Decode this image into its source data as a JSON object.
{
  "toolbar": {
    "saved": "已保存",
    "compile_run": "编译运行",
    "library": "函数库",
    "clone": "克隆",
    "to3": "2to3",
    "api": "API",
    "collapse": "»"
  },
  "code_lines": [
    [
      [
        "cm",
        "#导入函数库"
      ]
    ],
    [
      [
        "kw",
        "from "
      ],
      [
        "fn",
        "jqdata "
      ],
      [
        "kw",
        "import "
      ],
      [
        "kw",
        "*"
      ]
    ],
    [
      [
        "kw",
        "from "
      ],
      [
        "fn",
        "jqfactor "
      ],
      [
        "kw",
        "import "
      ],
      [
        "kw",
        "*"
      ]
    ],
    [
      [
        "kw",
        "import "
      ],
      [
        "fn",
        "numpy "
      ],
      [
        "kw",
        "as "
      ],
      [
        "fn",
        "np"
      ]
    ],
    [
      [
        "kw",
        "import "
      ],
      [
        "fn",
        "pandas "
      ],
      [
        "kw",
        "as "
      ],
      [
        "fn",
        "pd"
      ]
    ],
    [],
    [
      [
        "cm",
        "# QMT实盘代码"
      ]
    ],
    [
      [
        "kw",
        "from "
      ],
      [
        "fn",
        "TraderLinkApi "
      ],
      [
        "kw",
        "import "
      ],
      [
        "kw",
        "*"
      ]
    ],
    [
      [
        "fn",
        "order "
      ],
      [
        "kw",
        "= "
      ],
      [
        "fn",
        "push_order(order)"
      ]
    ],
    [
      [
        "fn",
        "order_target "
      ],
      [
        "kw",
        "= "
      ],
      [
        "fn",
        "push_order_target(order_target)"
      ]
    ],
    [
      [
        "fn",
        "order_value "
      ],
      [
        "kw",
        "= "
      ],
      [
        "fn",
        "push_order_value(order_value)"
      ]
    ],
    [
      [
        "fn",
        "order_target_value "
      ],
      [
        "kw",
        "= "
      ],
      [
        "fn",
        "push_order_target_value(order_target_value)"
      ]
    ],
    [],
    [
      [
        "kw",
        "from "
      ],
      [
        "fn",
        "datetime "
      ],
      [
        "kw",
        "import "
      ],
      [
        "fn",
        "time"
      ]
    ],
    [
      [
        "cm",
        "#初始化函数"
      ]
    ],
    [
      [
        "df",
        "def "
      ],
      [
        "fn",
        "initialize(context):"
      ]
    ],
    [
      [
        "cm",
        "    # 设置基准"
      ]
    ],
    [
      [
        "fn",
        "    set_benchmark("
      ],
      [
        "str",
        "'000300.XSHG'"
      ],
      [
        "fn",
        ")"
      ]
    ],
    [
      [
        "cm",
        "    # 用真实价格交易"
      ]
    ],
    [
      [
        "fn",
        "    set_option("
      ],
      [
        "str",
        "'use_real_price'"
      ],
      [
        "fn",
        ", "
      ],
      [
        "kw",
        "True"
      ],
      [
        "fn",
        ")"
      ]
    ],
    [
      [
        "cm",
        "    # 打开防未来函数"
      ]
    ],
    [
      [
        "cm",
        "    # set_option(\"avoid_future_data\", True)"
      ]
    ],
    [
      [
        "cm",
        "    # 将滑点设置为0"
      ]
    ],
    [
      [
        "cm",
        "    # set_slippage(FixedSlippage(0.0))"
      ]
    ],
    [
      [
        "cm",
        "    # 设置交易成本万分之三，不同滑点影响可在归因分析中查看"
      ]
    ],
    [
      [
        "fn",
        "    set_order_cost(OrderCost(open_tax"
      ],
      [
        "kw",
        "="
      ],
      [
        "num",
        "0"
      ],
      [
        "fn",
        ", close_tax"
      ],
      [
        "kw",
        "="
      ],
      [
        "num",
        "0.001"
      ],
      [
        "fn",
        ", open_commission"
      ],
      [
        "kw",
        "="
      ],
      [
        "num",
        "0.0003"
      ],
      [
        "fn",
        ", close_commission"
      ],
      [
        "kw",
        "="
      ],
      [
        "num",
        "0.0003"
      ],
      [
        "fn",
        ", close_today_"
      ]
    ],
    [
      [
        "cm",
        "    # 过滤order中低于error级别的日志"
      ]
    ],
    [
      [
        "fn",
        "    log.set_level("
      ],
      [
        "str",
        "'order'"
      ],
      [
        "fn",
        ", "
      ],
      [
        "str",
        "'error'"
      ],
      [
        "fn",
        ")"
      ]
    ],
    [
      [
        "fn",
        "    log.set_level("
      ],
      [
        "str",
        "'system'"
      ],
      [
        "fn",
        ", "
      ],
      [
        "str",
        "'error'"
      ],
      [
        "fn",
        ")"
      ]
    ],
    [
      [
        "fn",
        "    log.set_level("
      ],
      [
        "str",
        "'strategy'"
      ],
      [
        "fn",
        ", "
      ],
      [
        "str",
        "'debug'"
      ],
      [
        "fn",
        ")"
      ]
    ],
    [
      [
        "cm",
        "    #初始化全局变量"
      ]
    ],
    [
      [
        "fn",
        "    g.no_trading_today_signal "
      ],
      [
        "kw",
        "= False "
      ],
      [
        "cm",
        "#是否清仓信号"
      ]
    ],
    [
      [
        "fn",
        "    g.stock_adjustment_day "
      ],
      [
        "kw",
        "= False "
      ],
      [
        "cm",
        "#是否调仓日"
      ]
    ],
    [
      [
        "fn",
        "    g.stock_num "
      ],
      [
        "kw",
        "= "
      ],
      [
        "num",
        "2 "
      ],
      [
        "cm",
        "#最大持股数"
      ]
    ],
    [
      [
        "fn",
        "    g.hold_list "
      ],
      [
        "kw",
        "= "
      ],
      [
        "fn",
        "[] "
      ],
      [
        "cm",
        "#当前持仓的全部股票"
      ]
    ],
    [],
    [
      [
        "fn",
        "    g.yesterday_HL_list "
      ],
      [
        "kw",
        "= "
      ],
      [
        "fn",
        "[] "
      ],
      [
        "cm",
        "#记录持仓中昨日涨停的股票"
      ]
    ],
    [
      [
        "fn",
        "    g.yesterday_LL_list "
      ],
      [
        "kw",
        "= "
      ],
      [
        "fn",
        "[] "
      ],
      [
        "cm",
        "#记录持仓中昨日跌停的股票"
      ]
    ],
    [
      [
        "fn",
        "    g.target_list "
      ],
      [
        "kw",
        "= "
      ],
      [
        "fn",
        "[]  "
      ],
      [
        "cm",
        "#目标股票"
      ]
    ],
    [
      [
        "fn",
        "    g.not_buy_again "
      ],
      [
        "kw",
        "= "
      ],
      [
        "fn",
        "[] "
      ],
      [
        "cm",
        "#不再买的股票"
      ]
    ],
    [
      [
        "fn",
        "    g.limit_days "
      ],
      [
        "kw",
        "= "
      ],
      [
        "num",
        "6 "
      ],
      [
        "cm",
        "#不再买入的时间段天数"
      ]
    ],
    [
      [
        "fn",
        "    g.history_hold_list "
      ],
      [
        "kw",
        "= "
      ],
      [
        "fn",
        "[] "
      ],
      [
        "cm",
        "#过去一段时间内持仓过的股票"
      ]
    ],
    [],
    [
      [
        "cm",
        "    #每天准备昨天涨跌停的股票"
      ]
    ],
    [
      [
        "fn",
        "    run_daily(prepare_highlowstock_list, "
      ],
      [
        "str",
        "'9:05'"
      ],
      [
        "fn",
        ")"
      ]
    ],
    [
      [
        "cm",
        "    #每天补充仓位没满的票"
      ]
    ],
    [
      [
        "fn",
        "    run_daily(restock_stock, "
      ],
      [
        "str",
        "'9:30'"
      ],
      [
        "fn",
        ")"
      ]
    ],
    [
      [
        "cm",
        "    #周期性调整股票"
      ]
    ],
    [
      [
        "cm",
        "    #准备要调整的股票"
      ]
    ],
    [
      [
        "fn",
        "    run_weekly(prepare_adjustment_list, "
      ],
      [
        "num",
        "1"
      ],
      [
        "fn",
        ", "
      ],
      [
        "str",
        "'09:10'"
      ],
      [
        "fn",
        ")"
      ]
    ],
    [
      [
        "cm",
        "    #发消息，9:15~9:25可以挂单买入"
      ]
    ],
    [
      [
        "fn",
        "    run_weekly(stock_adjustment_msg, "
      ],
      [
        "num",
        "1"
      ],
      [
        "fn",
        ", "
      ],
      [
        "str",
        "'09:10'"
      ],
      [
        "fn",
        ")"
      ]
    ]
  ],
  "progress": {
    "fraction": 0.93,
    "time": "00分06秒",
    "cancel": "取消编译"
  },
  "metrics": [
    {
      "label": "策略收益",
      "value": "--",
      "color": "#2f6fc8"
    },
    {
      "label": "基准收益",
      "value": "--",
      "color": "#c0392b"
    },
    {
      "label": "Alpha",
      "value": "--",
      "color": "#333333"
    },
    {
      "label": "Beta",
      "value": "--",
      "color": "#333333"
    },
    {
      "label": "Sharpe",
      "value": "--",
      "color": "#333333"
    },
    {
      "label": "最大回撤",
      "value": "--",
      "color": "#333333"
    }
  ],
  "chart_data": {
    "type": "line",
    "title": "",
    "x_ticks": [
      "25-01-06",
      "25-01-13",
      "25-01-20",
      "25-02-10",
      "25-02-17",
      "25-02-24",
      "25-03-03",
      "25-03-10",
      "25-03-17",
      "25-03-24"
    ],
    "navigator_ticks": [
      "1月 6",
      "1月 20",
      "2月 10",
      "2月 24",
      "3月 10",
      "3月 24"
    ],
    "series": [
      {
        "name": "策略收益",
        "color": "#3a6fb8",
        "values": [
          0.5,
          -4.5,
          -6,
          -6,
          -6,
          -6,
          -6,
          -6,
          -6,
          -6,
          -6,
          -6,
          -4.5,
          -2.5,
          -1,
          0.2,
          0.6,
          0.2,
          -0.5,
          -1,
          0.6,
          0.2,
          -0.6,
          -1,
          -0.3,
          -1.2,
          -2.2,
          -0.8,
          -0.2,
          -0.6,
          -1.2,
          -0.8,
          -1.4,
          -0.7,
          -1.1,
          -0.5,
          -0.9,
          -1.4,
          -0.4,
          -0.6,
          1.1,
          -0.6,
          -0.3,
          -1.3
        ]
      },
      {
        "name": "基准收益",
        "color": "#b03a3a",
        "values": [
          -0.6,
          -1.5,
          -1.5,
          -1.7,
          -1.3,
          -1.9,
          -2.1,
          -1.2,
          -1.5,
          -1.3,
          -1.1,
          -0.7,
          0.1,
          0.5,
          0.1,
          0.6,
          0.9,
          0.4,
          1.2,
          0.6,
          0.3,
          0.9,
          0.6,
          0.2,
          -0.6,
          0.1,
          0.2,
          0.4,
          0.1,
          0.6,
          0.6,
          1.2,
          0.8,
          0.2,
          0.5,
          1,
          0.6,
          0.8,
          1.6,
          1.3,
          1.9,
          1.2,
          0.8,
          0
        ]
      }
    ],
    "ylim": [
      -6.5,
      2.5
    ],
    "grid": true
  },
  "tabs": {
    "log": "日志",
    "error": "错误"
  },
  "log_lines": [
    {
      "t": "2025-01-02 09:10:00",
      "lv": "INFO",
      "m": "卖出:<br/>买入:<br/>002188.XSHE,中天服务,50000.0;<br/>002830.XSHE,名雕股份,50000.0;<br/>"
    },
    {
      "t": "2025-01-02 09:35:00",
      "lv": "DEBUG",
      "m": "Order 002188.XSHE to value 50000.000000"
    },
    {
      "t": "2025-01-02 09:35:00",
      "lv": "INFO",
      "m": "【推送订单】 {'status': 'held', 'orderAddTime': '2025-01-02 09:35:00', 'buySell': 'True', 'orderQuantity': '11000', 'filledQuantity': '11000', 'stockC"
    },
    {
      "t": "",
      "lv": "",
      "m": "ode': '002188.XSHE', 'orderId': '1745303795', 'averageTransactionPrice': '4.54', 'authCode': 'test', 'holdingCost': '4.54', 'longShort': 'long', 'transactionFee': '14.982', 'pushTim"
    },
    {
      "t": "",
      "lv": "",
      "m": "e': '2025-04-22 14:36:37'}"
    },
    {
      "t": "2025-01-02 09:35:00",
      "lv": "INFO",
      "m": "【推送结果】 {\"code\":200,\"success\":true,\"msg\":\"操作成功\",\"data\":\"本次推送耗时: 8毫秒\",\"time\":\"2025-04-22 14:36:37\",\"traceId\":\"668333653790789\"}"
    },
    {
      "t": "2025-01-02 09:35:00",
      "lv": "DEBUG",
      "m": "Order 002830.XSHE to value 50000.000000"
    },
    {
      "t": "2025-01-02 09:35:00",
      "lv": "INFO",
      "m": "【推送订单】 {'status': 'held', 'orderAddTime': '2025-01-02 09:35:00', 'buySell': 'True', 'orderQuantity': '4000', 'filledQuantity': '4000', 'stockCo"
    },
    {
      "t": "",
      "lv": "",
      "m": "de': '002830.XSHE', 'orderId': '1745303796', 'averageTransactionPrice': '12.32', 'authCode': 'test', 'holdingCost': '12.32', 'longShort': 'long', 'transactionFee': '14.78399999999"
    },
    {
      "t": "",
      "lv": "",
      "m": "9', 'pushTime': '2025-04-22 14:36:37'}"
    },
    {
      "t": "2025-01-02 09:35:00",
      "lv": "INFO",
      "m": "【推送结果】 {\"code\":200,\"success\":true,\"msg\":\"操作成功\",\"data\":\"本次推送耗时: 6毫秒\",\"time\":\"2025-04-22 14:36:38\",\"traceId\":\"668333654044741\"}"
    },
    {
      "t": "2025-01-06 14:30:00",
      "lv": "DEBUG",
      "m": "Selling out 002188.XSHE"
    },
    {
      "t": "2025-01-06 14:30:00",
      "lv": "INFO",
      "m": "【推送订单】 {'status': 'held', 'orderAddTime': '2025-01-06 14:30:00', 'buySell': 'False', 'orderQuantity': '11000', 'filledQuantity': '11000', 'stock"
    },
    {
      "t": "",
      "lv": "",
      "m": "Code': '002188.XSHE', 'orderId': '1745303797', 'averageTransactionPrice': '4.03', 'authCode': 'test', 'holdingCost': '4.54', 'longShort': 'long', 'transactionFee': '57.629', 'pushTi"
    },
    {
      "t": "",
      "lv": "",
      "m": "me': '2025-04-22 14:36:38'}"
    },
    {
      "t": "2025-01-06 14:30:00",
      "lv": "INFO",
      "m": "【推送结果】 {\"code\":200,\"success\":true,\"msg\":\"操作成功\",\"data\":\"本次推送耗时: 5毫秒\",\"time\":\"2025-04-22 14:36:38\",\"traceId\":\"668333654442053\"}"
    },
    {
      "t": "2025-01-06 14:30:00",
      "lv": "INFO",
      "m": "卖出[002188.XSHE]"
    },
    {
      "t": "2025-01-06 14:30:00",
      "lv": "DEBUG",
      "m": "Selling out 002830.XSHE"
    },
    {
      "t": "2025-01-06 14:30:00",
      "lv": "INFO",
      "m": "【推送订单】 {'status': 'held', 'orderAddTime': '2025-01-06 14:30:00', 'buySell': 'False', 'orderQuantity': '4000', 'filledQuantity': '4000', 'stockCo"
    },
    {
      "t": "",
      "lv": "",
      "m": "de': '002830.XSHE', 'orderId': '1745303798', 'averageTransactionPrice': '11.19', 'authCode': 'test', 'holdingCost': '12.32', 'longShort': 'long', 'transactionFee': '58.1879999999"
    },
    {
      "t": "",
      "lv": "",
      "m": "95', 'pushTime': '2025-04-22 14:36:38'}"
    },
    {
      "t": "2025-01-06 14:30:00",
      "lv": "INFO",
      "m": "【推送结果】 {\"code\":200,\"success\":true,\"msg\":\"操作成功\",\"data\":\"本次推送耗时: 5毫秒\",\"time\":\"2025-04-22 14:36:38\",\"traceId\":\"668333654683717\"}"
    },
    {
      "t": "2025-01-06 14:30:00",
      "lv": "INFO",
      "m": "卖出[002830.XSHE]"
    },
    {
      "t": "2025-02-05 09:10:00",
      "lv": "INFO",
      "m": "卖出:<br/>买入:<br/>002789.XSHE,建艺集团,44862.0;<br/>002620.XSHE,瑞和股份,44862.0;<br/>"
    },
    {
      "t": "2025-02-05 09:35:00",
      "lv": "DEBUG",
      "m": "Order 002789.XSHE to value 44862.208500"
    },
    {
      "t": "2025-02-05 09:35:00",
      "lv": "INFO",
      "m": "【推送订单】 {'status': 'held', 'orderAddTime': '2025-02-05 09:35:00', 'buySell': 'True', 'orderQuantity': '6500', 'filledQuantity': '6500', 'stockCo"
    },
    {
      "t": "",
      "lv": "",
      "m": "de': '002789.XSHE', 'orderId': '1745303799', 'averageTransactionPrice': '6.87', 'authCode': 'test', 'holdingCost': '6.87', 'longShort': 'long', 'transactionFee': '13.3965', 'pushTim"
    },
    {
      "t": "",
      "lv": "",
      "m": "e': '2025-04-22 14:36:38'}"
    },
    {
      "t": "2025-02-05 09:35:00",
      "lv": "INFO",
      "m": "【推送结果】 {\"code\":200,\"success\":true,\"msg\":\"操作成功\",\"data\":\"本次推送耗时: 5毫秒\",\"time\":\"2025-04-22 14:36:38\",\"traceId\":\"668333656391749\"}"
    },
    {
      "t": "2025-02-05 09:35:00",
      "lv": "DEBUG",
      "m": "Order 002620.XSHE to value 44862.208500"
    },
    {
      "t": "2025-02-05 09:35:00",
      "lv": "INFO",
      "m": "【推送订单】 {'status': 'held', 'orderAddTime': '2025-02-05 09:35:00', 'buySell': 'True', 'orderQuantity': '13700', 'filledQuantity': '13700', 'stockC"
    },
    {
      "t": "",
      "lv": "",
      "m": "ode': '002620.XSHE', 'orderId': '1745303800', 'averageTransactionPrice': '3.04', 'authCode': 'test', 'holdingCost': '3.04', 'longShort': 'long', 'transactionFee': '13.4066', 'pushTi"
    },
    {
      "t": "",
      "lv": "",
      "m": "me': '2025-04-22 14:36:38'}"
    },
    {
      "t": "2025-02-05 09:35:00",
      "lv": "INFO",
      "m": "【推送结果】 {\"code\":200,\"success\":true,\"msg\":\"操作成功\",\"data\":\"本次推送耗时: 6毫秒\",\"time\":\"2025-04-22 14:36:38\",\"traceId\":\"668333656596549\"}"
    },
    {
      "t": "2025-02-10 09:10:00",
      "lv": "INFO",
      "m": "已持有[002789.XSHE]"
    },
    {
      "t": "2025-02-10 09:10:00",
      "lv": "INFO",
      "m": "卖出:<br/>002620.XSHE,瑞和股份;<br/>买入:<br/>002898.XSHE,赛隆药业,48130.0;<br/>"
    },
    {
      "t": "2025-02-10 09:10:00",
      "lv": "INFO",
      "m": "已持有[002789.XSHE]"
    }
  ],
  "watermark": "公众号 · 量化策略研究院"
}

◆ ◆ ◆

• _Task brief_
Copy all lines from the material that contain "filledQuantity".

• _Response for this exercise_
      "m": "【推送订单】 {'status': 'held', 'orderAddTime': '2025-01-02 09:35:00', 'buySell': 'True', 'orderQuantity': '11000', 'filledQuantity': '11000', 'stockC"
      "m": "【推送订单】 {'status': 'held', 'orderAddTime': '2025-01-02 09:35:00', 'buySell': 'True', 'orderQuantity': '4000', 'filledQuantity': '4000', 'stockCo"
      "m": "【推送订单】 {'status': 'held', 'orderAddTime': '2025-01-06 14:30:00', 'buySell': 'False', 'orderQuantity': '11000', 'filledQuantity': '11000', 'stock"
      "m": "【推送订单】 {'status': 'held', 'orderAddTime': '2025-01-06 14:30:00', 'buySell': 'False', 'orderQuantity': '4000', 'filledQuantity': '4000', 'stockCo"
      "m": "【推送订单】 {'status': 'held', 'orderAddTime': '2025-02-05 09:35:00', 'buySell': 'True', 'orderQuantity': '6500', 'filledQuantity': '6500', 'stockCo"
      "m": "【推送订单】 {'status': 'held', 'orderAddTime': '2025-02-05 09:35:00', 'buySell': 'True', 'orderQuantity': '13700', 'filledQuantity': '13700', 'stockC"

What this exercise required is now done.